— START OF Exercise inputs —
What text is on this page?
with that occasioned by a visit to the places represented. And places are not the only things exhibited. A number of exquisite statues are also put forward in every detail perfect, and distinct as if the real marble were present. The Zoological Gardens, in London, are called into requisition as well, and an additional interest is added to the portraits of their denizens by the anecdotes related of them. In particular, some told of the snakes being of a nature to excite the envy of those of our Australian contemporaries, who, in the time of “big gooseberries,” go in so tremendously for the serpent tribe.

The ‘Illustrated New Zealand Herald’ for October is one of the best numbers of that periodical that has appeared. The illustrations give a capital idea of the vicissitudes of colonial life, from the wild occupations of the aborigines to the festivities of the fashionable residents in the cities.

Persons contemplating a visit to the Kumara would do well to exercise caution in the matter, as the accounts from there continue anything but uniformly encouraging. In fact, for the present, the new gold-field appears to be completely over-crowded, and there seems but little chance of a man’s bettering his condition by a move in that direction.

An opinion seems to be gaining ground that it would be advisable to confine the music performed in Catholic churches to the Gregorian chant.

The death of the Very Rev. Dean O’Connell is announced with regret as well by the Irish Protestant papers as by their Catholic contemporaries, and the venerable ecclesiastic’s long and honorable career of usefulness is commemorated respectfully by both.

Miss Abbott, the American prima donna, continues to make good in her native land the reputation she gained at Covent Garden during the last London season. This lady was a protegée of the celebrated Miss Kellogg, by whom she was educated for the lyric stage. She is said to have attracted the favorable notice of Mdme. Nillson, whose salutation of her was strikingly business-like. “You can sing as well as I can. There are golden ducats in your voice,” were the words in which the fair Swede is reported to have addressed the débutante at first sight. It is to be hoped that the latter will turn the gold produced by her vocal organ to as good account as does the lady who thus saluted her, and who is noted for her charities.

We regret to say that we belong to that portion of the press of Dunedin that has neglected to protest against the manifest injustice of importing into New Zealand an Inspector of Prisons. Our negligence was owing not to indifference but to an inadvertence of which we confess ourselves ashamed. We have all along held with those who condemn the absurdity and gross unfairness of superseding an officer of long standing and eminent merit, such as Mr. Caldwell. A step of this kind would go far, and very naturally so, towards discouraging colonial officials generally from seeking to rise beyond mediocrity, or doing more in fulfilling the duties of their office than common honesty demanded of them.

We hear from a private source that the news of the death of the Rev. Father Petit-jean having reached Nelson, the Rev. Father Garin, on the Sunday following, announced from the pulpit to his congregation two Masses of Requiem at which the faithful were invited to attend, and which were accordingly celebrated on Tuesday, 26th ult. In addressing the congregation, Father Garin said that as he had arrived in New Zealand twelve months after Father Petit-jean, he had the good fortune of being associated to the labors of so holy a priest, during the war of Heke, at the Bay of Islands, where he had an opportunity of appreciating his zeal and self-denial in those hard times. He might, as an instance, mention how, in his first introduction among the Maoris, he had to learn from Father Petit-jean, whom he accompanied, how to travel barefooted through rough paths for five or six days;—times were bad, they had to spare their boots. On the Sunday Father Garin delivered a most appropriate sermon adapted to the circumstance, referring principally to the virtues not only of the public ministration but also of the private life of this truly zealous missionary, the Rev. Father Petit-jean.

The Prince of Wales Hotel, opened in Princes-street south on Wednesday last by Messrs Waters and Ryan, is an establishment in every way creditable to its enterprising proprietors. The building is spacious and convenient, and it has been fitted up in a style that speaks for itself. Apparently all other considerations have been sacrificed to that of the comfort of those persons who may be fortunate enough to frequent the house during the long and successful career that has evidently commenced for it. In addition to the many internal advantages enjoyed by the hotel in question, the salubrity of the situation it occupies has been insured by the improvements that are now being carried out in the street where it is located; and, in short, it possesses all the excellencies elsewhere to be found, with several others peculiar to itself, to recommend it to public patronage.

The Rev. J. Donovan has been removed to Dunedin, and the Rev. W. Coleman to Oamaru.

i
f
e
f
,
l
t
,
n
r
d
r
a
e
— END OF Exercise inputs —
--- Work instructions ---
Copy each line of the data exactly, leaving nothing out.

--- Answer to the problem ---
What text is on this page?
with that occasioned by a visit to the places represented. And places are not the only things exhibited. A number of exquisite statues are also put forward in every detail perfect, and distinct as if the real marble were present. The Zoological Gardens, in London, are called into requisition as well, and an additional interest is added to the portraits of their denizens by the anecdotes related of them. In particular, some told of the snakes being of a nature to excite the envy of those of our Australian contemporaries, who, in the time of “big gooseberries,” go in so tremendously for the serpent tribe.

The ‘Illustrated New Zealand Herald’ for October is one of the best numbers of that periodical that has appeared. The illustrations give a capital idea of the vicissitudes of colonial life, from the wild occupations of the aborigines to the festivities of the fashionable residents in the cities.

Persons contemplating a visit to the Kumara would do well to exercise caution in the matter, as the accounts from there continue anything but uniformly encouraging. In fact, for the present, the new gold-field appears to be completely over-crowded, and there seems but little chance of a man’s bettering his condition by a move in that direction.

An opinion seems to be gaining ground that it would be advisable to confine the music performed in Catholic churches to the Gregorian chant.

The death of the Very Rev. Dean O’Connell is announced with regret as well by the Irish Protestant papers as by their Catholic contemporaries, and the venerable ecclesiastic’s long and honorable career of usefulness is commemorated respectfully by both.

Miss Abbott, the American prima donna, continues to make good in her native land the reputation she gained at Covent Garden during the last London season. This lady was a protegée of the celebrated Miss Kellogg, by whom she was educated for the lyric stage. She is said to have attracted the favorable notice of Mdme. Nillson, whose salutation of her was strikingly business-like. “You can sing as well as I can. There are golden ducats in your voice,” were the words in which the fair Swede is reported to have addressed the débutante at first sight. It is to be hoped that the latter will turn the gold produced by her vocal organ to as good account as does the lady who thus saluted her, and who is noted for her charities.

We regret to say that we belong to that portion of the press of Dunedin that has neglected to protest against the manifest injustice of importing into New Zealand an Inspector of Prisons. Our negligence was owing not to indifference but to an inadvertence of which we confess ourselves ashamed. We have all along held with those who condemn the absurdity and gross unfairness of superseding an officer of long standing and eminent merit, such as Mr. Caldwell. A step of this kind would go far, and very naturally so, towards discouraging colonial officials generally from seeking to rise beyond mediocrity, or doing more in fulfilling the duties of their office than common honesty demanded of them.

We hear from a private source that the news of the death of the Rev. Father Petit-jean having reached Nelson, the Rev. Father Garin, on the Sunday following, announced from the pulpit to his congregation two Masses of Requiem at which the faithful were invited to attend, and which were accordingly celebrated on Tuesday, 26th ult. In addressing the congregation, Father Garin said that as he had arrived in New Zealand twelve months after Father Petit-jean, he had the good fortune of being associated to the labors of so holy a priest, during the war of Heke, at the Bay of Islands, where he had an opportunity of appreciating his zeal and self-denial in those hard times. He might, as an instance, mention how, in his first introduction among the Maoris, he had to learn from Father Petit-jean, whom he accompanied, how to travel barefooted through rough paths for five or six days;—times were bad, they had to spare their boots. On the Sunday Father Garin delivered a most appropriate sermon adapted to the circumstance, referring principally to the virtues not only of the public ministration but also of the private life of this truly zealous missionary, the Rev. Father Petit-jean.

The Prince of Wales Hotel, opened in Princes-street south on Wednesday last by Messrs Waters and Ryan, is an establishment in every way creditable to its enterprising proprietors. The building is spacious and convenient, and it has been fitted up in a style that speaks for itself. Apparently all other considerations have been sacrificed to that of the comfort of those persons who may be fortunate enough to frequent the house during the long and successful career that has evidently commenced for it. In addition to the many internal advantages enjoyed by the hotel in question, the salubrity of the situation it occupies has been insured by the improvements that are now being carried out in the street where it is located; and, in short, it possesses all the excellencies elsewhere to be found, with several others peculiar to itself, to recommend it to public patronage.

The Rev. J. Donovan has been removed to Dunedin, and the Rev. W. Coleman to Oamaru.

i
f
e
f
,
l
t
,
n
r
d
r
a
e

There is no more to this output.